| Text passage |
-------
To Western cultures, hospitality is far different than what it meant in biblical Southern and Eastern Mediterranean countries. Today, only certain Arab groups- like Tuareg survivors or rural areas of Magreb- still use it, but it’s deeply present in most of these cultures 20 centuries before… especially in Hebrew Biblical nations.

Hospitality, in these cultures, meant that if a person asked you for it, you were completely compelled to protect your visitor- even if that meant losing your property, family or life. Although today it may seem impossible, this DID work for centuries. It isn’t strange if we think of it as a survival strategy: you never know who will need hospitality, specifically in hard lands or times. What Lot did was act as his culture required him to.

ALL of Sodom’s people participated in the assault on Lot’s house; in no culture has more than a small minority (7-10%) of the population been naturally homosexual. Therefore it can be assumed most of the violators were heterosexual. Also since there were “young and old” would indicate that someone must have been having heterosexual sex to produce the young!

Lot’s offer to give his daughters to be raped suggests he knew the crowd had heterosexual interests- in fact offering young women for sexual hospitality was common.

I’ll stress again that even if homosexual rape was what the people were after, it would have been to defile the strangers unnaturally between mostly heterosexual males against another heterosexual male as in pederasty. This rape attempt would be to humiliate them. In the eyes of the law today, and in our own customary understanding, rape is not considered an expression of sexuality. It is known to be an expression of power and dominance- similar to aforementioned rape in prison, and in warfare, even today. This has no resemblance to same-gender relationships between consenting adults, and has nothing to do with loving, mutual homosexual love which was clearly not the reason for God’s destruction of Sodom.

God spared Lot and his daughters from the destruction of Sodom. Genesis 19:33-36 goes on to say how the daughters got Lot drunk and committed incest with him. Would God destroy two cities for homosexuality and save these people so they would go right out and commit incest?

Homosexuality can not be called one of the sins of Sodom, Gomorrah or Gilbeah since it is not in any of the lists of their sins given in the Old Testament. Ezekiel 16:48-50 lists the specific sins of Sodom as pride, plenty, laziness, uncaring for needy, haughty and worshiping idols – which was an abomination – not homosexuality.

Argument: Children do better with a solid family foundation that includes a mother and father.
-------
| Dataset |

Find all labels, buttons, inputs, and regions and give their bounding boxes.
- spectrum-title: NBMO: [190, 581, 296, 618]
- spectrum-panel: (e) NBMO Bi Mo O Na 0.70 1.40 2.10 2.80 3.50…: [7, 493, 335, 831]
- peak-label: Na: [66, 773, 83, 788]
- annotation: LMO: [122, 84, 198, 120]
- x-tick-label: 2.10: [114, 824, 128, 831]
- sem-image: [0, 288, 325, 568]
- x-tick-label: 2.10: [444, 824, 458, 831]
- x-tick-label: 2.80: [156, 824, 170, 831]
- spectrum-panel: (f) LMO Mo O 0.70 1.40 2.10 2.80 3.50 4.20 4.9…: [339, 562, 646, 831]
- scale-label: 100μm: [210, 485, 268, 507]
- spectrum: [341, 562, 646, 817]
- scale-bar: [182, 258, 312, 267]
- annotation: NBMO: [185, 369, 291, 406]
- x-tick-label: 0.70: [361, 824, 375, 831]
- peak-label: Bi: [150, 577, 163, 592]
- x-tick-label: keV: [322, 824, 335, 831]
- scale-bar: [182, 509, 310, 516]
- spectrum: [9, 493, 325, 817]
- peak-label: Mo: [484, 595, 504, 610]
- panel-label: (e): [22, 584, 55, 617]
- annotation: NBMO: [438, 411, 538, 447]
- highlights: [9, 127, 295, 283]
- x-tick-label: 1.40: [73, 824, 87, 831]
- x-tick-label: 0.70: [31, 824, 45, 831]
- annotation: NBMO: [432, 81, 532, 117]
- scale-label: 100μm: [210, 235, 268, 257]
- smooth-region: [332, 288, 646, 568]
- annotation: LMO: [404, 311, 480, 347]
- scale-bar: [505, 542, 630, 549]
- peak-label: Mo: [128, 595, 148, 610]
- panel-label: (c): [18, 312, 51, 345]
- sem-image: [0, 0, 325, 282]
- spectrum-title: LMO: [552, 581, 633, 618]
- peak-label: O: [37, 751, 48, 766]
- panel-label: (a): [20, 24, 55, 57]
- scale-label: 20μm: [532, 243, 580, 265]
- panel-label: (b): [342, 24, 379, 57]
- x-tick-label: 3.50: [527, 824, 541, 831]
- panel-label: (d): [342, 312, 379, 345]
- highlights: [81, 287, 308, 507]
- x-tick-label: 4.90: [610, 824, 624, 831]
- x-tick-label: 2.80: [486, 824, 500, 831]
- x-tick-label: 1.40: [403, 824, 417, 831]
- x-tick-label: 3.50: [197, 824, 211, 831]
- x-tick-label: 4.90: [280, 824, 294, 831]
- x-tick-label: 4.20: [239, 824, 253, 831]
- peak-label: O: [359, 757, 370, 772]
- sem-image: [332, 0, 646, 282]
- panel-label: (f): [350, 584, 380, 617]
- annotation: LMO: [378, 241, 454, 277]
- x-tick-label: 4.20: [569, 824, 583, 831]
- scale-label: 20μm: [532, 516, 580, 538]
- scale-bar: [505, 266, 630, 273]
-------
| Problem set |
• 1. Answer each question from the passage on Sodom and hospitality.
(a) Which groups does the passage say still use this form of hospitality today?
(b) What share of a population does the passage give as naturally homosexual?
(c) Which verses does the passage cite as listing the specific sins of Sodom?
• 2. Retype part of the passage on Sodom and hospitality. Begin at the words "ALL of Sodom’s" and stop after the words "hospitality was common.".
None of the records are needed for this work.

| Answers by item |
• 1.
(a) Certain Arab groups, like Tuareg survivors or rural areas of Magreb.
(b) A small minority of 7-10%.
(c) Ezekiel 16:48-50.

• 2.
ALL of Sodom’s people participated in the assault on Lot’s house; in no culture has more than a small minority (7-10%) of the population been naturally homosexual. Therefore it can be assumed most of the violators were heterosexual. Also since there were “young and old” would indicate that someone must have been having heterosexual sex to produce the young!

Lot’s offer to give his daughters to be raped suggests he knew the crowd had heterosexual interests- in fact offering young women for sexual hospitality was common.